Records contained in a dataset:
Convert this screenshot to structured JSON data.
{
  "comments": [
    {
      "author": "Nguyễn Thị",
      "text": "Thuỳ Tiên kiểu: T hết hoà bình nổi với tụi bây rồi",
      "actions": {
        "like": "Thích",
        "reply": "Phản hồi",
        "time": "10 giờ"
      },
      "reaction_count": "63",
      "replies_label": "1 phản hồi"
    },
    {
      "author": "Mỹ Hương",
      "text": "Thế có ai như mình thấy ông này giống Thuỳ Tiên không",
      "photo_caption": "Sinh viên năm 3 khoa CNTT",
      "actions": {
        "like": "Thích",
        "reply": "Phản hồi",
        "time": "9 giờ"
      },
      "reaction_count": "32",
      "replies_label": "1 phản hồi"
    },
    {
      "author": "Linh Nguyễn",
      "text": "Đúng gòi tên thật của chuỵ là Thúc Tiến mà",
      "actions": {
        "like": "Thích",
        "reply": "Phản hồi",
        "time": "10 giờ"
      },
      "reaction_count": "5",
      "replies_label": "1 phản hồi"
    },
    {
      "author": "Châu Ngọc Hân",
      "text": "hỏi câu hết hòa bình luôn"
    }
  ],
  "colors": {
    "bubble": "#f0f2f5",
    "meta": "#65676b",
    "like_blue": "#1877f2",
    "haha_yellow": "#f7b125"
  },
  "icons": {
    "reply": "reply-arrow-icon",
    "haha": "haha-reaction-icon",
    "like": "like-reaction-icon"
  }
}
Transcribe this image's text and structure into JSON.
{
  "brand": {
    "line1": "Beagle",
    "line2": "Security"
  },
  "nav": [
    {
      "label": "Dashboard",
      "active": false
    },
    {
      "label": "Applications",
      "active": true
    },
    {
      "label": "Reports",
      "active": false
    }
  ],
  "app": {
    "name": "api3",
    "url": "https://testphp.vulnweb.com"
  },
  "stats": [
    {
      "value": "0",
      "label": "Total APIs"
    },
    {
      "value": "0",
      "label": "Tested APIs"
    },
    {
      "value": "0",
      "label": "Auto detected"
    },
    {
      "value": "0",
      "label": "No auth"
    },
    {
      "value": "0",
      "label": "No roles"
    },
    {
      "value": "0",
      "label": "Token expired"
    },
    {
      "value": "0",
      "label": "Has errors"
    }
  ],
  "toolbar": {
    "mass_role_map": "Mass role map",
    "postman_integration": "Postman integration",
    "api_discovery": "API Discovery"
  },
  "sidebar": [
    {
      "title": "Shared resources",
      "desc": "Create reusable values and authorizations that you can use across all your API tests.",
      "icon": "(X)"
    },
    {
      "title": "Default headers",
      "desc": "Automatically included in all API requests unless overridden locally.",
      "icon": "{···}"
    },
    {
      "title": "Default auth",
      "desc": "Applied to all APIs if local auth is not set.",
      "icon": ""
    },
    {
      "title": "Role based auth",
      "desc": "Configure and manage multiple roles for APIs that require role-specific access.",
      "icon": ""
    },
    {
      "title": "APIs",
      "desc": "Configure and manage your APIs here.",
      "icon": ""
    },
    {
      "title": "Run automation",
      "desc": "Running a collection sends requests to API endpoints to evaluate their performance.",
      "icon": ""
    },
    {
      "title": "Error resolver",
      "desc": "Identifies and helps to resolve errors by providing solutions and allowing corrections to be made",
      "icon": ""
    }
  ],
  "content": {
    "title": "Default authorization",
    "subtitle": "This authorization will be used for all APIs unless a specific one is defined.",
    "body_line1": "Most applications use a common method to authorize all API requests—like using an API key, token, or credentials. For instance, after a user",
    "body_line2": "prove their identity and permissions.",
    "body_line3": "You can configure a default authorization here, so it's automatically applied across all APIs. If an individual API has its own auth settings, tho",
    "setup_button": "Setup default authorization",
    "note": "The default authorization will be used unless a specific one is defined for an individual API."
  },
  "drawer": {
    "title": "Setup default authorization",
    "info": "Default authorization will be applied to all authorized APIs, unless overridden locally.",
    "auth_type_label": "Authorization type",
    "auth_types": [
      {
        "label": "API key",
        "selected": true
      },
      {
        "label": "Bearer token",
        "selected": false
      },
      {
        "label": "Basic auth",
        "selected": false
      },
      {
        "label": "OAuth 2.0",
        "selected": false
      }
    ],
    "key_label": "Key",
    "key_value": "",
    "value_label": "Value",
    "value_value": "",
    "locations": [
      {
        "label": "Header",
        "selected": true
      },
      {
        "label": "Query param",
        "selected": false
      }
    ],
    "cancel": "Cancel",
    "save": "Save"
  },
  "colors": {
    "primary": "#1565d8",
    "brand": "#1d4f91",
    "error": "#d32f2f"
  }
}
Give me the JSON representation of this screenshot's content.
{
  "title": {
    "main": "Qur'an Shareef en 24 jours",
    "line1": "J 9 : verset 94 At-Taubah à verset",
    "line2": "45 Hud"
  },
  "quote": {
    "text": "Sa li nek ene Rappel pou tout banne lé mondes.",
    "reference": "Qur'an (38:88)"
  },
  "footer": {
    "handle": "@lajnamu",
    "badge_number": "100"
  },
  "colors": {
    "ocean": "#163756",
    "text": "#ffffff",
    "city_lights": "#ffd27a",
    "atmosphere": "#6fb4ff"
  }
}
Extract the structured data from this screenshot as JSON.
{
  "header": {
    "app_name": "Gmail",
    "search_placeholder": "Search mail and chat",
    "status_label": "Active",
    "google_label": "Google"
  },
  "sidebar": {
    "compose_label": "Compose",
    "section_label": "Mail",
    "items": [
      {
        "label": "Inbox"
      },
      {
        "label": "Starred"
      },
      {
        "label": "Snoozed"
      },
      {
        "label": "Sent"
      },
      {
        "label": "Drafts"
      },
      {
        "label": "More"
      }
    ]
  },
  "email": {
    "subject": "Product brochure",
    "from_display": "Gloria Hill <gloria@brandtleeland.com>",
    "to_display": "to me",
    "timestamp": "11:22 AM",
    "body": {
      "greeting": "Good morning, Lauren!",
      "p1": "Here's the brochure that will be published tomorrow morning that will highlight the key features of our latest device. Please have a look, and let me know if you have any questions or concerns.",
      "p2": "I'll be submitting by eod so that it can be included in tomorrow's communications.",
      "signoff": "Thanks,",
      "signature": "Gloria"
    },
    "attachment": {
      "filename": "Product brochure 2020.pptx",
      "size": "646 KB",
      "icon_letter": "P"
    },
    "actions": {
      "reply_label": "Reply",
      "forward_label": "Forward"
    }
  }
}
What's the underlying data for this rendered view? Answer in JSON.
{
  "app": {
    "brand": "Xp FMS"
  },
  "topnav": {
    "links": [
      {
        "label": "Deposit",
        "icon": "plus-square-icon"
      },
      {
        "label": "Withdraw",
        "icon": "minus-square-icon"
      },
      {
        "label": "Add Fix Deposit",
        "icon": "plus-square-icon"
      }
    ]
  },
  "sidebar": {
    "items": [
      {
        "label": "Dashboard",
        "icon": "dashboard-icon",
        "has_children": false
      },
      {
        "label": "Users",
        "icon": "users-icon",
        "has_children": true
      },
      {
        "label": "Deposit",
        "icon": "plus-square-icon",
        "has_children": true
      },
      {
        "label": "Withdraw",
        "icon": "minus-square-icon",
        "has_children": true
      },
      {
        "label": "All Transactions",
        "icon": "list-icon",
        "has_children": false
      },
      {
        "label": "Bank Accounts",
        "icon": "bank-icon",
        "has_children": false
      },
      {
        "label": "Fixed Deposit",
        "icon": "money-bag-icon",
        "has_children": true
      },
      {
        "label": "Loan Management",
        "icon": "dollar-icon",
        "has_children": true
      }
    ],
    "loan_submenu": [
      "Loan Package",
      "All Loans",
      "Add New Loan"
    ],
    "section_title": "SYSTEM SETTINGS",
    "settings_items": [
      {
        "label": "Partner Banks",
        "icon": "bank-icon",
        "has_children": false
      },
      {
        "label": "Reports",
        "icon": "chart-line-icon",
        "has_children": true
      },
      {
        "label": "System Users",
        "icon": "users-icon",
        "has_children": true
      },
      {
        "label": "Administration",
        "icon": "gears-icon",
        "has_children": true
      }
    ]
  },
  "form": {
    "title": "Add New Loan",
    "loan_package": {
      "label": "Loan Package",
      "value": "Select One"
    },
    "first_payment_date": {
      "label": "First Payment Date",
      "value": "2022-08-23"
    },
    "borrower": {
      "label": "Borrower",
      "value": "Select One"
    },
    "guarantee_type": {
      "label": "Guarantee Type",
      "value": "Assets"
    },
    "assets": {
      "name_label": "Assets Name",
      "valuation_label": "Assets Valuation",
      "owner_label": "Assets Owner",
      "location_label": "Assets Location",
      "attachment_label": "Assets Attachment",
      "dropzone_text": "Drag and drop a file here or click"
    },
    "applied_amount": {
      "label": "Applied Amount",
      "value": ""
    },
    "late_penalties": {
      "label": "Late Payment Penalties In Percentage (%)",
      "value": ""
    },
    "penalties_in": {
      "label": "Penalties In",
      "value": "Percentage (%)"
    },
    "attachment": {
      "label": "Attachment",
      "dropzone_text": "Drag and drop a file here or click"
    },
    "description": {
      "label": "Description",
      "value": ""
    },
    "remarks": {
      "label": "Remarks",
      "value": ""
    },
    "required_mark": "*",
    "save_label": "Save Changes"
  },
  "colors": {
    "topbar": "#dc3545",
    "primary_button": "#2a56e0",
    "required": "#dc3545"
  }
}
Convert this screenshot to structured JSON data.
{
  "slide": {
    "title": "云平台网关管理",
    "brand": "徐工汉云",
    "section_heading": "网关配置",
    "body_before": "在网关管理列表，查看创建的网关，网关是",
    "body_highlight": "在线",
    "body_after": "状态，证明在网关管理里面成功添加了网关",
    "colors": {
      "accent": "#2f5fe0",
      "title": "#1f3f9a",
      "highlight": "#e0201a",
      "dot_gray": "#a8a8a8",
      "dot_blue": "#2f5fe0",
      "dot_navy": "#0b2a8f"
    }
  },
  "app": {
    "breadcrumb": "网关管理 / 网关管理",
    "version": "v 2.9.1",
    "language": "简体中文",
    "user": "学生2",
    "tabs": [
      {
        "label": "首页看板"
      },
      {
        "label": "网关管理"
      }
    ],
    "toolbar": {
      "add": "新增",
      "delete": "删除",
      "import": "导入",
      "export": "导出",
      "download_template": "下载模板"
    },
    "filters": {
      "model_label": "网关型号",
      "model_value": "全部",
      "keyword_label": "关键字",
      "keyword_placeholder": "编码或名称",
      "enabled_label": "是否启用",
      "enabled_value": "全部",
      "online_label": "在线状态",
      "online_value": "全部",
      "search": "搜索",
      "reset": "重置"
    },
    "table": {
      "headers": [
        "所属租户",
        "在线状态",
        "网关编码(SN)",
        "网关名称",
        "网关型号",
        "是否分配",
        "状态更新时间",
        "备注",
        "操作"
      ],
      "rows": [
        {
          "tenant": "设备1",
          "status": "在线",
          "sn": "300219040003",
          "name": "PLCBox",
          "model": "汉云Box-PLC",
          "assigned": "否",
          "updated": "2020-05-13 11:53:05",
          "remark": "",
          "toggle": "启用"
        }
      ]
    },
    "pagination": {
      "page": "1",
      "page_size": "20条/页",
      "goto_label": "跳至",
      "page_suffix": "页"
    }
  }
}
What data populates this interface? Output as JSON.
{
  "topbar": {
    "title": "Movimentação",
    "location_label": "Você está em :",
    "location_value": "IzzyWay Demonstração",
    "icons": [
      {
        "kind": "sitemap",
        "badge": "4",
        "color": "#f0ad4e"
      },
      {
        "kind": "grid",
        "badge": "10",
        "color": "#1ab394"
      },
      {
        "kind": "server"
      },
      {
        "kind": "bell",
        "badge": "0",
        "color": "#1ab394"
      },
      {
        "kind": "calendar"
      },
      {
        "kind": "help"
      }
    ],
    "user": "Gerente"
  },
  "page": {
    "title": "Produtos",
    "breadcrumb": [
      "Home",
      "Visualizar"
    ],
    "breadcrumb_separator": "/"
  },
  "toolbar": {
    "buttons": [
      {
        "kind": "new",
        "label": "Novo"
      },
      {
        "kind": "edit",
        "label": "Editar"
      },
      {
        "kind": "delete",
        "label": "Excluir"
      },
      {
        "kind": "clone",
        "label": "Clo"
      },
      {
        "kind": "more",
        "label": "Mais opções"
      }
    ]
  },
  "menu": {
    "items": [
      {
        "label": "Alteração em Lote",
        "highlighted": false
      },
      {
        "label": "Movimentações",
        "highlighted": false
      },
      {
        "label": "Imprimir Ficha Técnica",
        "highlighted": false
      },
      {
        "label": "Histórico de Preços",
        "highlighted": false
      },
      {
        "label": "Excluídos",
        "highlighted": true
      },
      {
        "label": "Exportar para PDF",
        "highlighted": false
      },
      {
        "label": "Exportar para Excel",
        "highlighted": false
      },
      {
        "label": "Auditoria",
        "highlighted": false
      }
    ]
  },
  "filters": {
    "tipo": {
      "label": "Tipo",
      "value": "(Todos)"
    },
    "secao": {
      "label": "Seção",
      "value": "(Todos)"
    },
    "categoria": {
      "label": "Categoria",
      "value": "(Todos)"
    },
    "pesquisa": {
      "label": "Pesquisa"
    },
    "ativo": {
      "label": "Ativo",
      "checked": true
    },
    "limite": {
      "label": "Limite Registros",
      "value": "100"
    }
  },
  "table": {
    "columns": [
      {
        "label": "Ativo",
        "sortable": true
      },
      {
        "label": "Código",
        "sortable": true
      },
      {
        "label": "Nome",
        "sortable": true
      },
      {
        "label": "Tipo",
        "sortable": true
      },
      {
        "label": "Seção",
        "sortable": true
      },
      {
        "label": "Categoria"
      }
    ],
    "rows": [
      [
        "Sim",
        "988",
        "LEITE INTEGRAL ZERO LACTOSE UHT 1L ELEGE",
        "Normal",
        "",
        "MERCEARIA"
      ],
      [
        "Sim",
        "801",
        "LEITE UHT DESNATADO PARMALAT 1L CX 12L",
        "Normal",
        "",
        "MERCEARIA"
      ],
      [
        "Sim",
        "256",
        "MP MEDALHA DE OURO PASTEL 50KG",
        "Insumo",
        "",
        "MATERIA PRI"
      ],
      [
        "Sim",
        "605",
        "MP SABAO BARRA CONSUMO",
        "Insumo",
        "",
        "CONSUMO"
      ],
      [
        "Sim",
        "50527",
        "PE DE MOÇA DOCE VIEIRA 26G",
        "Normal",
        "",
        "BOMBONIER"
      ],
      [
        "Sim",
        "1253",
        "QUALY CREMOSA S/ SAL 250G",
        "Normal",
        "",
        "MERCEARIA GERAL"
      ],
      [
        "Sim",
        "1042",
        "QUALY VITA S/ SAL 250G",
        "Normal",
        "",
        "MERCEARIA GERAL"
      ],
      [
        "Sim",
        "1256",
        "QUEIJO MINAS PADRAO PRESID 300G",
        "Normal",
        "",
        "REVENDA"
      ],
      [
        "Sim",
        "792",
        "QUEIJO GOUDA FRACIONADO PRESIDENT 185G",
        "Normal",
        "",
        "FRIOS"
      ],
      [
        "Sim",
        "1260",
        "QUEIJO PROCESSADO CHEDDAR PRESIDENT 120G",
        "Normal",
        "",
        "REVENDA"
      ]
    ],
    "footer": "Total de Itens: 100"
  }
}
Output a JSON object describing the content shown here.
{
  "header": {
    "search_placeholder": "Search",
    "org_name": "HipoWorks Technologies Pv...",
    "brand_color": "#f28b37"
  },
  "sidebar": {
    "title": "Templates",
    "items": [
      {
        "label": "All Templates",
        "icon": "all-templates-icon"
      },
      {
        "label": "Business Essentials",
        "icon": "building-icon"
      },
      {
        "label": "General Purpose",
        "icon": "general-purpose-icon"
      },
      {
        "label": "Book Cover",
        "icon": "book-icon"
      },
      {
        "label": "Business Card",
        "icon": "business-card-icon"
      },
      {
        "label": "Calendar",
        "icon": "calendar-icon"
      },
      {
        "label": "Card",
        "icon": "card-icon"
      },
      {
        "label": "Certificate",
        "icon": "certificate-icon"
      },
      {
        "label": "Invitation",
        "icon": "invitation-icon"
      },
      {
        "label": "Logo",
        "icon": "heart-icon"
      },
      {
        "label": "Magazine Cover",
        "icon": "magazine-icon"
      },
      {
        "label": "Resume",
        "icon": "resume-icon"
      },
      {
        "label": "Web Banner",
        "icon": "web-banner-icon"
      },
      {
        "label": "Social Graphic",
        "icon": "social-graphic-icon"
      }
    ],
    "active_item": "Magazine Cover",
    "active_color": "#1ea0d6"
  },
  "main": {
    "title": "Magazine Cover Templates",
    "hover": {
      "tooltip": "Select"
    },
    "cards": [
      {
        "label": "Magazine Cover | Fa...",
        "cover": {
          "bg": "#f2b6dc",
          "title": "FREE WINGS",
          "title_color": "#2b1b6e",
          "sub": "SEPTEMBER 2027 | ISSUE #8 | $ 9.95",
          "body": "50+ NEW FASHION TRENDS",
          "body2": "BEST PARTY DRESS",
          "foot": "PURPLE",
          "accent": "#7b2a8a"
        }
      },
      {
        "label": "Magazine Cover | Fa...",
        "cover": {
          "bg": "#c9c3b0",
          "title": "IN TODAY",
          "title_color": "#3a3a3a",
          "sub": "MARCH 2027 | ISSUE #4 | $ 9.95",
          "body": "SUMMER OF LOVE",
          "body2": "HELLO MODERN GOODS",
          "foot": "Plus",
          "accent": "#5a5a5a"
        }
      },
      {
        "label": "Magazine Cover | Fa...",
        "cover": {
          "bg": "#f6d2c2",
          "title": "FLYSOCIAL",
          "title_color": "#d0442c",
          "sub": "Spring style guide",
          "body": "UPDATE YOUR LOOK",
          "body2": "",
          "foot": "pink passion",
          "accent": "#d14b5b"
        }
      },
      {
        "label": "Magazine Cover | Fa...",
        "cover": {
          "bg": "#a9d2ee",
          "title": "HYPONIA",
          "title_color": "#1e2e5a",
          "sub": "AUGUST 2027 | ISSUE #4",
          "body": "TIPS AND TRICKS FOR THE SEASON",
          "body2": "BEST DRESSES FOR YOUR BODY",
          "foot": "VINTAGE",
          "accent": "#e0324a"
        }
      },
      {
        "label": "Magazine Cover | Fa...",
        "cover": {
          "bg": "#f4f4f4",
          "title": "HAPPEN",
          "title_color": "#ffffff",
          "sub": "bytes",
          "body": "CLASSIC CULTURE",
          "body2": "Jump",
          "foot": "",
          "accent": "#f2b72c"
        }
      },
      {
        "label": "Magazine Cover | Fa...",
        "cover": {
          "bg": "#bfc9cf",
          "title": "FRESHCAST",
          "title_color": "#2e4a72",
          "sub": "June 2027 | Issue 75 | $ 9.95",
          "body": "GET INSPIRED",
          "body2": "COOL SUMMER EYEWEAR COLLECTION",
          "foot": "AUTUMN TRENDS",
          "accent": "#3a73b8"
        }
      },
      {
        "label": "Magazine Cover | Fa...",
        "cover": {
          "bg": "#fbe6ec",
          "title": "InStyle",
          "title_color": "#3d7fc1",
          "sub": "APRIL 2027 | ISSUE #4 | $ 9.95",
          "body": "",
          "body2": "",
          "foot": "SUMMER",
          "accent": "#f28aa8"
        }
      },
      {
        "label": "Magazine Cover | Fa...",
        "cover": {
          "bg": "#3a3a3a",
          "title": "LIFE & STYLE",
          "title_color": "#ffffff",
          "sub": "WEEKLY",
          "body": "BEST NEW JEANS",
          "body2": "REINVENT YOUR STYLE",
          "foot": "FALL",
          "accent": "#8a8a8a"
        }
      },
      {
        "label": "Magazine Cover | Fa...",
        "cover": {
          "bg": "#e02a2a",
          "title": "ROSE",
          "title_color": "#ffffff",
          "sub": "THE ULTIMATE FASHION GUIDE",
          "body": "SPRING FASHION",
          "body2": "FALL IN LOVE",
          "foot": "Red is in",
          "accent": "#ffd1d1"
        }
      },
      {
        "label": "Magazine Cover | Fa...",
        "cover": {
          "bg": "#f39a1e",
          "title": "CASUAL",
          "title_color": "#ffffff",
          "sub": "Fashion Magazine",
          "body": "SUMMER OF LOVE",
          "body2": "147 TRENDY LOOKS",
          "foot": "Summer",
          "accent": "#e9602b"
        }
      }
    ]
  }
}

> _Your objective_: Write out every line of the data that holds the word "included".

> _Solution to the exercise_:
      "desc": "Automatically included in all API requests unless overridden locally.",
      "p2": "I'll be submitting by eod so that it can be included in tomorrow's communications.",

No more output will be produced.